### Stated problem
Below are some records; return each one exactly.
* START Excerpted data *
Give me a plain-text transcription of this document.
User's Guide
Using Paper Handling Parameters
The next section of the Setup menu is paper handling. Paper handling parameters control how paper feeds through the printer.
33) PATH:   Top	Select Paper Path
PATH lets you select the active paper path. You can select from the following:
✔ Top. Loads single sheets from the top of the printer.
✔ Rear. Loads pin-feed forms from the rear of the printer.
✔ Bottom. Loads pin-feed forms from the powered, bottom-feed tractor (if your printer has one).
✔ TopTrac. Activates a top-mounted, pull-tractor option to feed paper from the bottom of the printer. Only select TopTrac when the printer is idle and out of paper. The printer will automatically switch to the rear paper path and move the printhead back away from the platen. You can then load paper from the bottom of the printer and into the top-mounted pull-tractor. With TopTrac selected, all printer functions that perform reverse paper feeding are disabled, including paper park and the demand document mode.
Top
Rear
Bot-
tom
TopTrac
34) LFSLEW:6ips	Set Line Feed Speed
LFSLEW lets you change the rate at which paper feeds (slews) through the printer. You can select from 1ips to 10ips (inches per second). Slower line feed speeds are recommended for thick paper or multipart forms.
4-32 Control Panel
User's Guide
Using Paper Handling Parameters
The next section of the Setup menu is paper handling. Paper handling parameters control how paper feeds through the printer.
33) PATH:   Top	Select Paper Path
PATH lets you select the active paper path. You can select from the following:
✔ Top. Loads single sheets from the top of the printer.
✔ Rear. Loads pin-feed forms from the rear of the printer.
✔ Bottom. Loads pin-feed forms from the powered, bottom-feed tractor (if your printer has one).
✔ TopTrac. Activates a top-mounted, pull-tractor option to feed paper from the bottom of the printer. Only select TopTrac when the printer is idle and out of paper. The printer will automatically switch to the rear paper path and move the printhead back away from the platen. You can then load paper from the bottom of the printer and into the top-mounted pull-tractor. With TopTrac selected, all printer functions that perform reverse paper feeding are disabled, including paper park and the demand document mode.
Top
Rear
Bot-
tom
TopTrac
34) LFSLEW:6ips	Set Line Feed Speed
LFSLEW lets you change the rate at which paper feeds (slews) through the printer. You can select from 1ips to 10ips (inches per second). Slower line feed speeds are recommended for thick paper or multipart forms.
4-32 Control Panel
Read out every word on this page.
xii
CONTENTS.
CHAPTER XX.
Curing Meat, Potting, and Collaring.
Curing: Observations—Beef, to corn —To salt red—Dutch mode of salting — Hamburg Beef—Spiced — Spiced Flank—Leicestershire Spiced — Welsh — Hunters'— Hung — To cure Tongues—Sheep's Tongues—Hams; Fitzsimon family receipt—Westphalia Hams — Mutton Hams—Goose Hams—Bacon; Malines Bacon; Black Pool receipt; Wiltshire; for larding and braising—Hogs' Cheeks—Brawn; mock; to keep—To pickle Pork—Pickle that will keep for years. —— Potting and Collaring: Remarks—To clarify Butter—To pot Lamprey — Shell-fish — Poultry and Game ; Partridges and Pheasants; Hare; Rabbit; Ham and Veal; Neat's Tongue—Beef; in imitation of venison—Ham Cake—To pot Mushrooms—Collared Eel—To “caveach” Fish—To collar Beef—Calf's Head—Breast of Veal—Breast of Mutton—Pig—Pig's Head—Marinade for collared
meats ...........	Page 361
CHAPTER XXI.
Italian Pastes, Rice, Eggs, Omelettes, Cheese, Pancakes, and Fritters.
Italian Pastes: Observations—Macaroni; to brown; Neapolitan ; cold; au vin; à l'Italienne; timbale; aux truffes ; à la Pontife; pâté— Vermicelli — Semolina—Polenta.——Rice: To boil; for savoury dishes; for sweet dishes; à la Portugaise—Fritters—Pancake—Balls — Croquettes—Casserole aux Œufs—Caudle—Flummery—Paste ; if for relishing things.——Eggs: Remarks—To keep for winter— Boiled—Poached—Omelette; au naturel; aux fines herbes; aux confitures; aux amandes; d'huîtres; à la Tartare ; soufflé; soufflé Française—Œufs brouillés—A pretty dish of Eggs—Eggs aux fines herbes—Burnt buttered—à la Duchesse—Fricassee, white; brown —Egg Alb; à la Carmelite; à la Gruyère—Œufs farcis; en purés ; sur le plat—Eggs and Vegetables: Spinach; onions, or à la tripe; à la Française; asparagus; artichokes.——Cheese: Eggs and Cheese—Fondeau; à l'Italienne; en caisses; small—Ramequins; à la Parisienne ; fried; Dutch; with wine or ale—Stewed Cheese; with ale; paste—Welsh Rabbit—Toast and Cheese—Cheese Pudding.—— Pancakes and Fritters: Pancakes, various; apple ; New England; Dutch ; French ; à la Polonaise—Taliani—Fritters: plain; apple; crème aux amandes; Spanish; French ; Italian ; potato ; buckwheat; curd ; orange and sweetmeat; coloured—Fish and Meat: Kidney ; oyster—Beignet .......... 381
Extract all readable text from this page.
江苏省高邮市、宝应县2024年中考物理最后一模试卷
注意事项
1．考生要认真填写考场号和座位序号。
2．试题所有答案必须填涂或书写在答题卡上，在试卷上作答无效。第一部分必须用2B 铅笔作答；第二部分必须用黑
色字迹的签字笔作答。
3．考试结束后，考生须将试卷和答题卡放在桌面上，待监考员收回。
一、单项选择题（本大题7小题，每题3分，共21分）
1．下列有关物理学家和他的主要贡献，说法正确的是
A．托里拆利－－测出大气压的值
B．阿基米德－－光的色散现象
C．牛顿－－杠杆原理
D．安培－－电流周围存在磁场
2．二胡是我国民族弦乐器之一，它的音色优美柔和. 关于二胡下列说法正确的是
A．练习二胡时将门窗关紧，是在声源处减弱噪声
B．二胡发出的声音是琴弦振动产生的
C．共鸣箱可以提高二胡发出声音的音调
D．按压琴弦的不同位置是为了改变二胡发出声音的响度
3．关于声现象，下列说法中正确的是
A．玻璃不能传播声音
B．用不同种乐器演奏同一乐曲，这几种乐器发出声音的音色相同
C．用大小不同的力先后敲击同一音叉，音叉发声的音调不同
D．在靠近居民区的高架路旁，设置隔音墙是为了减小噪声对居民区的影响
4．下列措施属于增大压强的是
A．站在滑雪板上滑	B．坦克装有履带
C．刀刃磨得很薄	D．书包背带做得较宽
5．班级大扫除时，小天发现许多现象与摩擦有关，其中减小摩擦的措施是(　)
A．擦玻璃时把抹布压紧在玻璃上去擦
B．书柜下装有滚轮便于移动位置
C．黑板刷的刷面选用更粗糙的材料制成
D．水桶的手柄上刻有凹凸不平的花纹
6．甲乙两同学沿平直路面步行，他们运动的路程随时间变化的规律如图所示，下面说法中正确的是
* END Excerpted data *
### Result below
Give me a plain-text transcription of this document.
User's Guide
Using Paper Handling Parameters
The next section of the Setup menu is paper handling. Paper handling parameters control how paper feeds through the printer.
33) PATH:   Top	Select Paper Path
PATH lets you select the active paper path. You can select from the following:
✔ Top. Loads single sheets from the top of the printer.
✔ Rear. Loads pin-feed forms from the rear of the printer.
✔ Bottom. Loads pin-feed forms from the powered, bottom-feed tractor (if your printer has one).
✔ TopTrac. Activates a top-mounted, pull-tractor option to feed paper from the bottom of the printer. Only select TopTrac when the printer is idle and out of paper. The printer will automatically switch to the rear paper path and move the printhead back away from the platen. You can then load paper from the bottom of the printer and into the top-mounted pull-tractor. With TopTrac selected, all printer functions that perform reverse paper feeding are disabled, including paper park and the demand document mode.
Top
Rear
Bot-
tom
TopTrac
34) LFSLEW:6ips	Set Line Feed Speed
LFSLEW lets you change the rate at which paper feeds (slews) through the printer. You can select from 1ips to 10ips (inches per second). Slower line feed speeds are recommended for thick paper or multipart forms.
4-32 Control Panel
User's Guide
Using Paper Handling Parameters
The next section of the Setup menu is paper handling. Paper handling parameters control how paper feeds through the printer.
33) PATH:   Top	Select Paper Path
PATH lets you select the active paper path. You can select from the following:
✔ Top. Loads single sheets from the top of the printer.
✔ Rear. Loads pin-feed forms from the rear of the printer.
✔ Bottom. Loads pin-feed forms from the powered, bottom-feed tractor (if your printer has one).
✔ TopTrac. Activates a top-mounted, pull-tractor option to feed paper from the bottom of the printer. Only select TopTrac when the printer is idle and out of paper. The printer will automatically switch to the rear paper path and move the printhead back away from the platen. You can then load paper from the bottom of the printer and into the top-mounted pull-tractor. With TopTrac selected, all printer functions that perform reverse paper feeding are disabled, including paper park and the demand document mode.
Top
Rear
Bot-
tom
TopTrac
34) LFSLEW:6ips	Set Line Feed Speed
LFSLEW lets you change the rate at which paper feeds (slews) through the printer. You can select from 1ips to 10ips (inches per second). Slower line feed speeds are recommended for thick paper or multipart forms.
4-32 Control Panel
Read out every word on this page.
xii
CONTENTS.
CHAPTER XX.
Curing Meat, Potting, and Collaring.
Curing: Observations—Beef, to corn —To salt red—Dutch mode of salting — Hamburg Beef—Spiced — Spiced Flank—Leicestershire Spiced — Welsh — Hunters'— Hung — To cure Tongues—Sheep's Tongues—Hams; Fitzsimon family receipt—Westphalia Hams — Mutton Hams—Goose Hams—Bacon; Malines Bacon; Black Pool receipt; Wiltshire; for larding and braising—Hogs' Cheeks—Brawn; mock; to keep—To pickle Pork—Pickle that will keep for years. —— Potting and Collaring: Remarks—To clarify Butter—To pot Lamprey — Shell-fish — Poultry and Game ; Partridges and Pheasants; Hare; Rabbit; Ham and Veal; Neat's Tongue—Beef; in imitation of venison—Ham Cake—To pot Mushrooms—Collared Eel—To “caveach” Fish—To collar Beef—Calf's Head—Breast of Veal—Breast of Mutton—Pig—Pig's Head—Marinade for collared
meats ...........	Page 361
CHAPTER XXI.
Italian Pastes, Rice, Eggs, Omelettes, Cheese, Pancakes, and Fritters.
Italian Pastes: Observations—Macaroni; to brown; Neapolitan ; cold; au vin; à l'Italienne; timbale; aux truffes ; à la Pontife; pâté— Vermicelli — Semolina—Polenta.——Rice: To boil; for savoury dishes; for sweet dishes; à la Portugaise—Fritters—Pancake—Balls — Croquettes—Casserole aux Œufs—Caudle—Flummery—Paste ; if for relishing things.——Eggs: Remarks—To keep for winter— Boiled—Poached—Omelette; au naturel; aux fines herbes; aux confitures; aux amandes; d'huîtres; à la Tartare ; soufflé; soufflé Française—Œufs brouillés—A pretty dish of Eggs—Eggs aux fines herbes—Burnt buttered—à la Duchesse—Fricassee, white; brown —Egg Alb; à la Carmelite; à la Gruyère—Œufs farcis; en purés ; sur le plat—Eggs and Vegetables: Spinach; onions, or à la tripe; à la Française; asparagus; artichokes.——Cheese: Eggs and Cheese—Fondeau; à l'Italienne; en caisses; small—Ramequins; à la Parisienne ; fried; Dutch; with wine or ale—Stewed Cheese; with ale; paste—Welsh Rabbit—Toast and Cheese—Cheese Pudding.—— Pancakes and Fritters: Pancakes, various; apple ; New England; Dutch ; French ; à la Polonaise—Taliani—Fritters: plain; apple; crème aux amandes; Spanish; French ; Italian ; potato ; buckwheat; curd ; orange and sweetmeat; coloured—Fish and Meat: Kidney ; oyster—Beignet .......... 381
Extract all readable text from this page.
江苏省高邮市、宝应县2024年中考物理最后一模试卷
注意事项
1．考生要认真填写考场号和座位序号。
2．试题所有答案必须填涂或书写在答题卡上，在试卷上作答无效。第一部分必须用2B 铅笔作答；第二部分必须用黑
色字迹的签字笔作答。
3．考试结束后，考生须将试卷和答题卡放在桌面上，待监考员收回。
一、单项选择题（本大题7小题，每题3分，共21分）
1．下列有关物理学家和他的主要贡献，说法正确的是
A．托里拆利－－测出大气压的值
B．阿基米德－－光的色散现象
C．牛顿－－杠杆原理
D．安培－－电流周围存在磁场
2．二胡是我国民族弦乐器之一，它的音色优美柔和. 关于二胡下列说法正确的是
A．练习二胡时将门窗关紧，是在声源处减弱噪声
B．二胡发出的声音是琴弦振动产生的
C．共鸣箱可以提高二胡发出声音的音调
D．按压琴弦的不同位置是为了改变二胡发出声音的响度
3．关于声现象，下列说法中正确的是
A．玻璃不能传播声音
B．用不同种乐器演奏同一乐曲，这几种乐器发出声音的音色相同
C．用大小不同的力先后敲击同一音叉，音叉发声的音调不同
D．在靠近居民区的高架路旁，设置隔音墙是为了减小噪声对居民区的影响
4．下列措施属于增大压强的是
A．站在滑雪板上滑	B．坦克装有履带
C．刀刃磨得很薄	D．书包背带做得较宽
5．班级大扫除时，小天发现许多现象与摩擦有关，其中减小摩擦的措施是(　)
A．擦玻璃时把抹布压紧在玻璃上去擦
B．书柜下装有滚轮便于移动位置
C．黑板刷的刷面选用更粗糙的材料制成
D．水桶的手柄上刻有凹凸不平的花纹
6．甲乙两同学沿平直路面步行，他们运动的路程随时间变化的规律如图所示，下面说法中正确的是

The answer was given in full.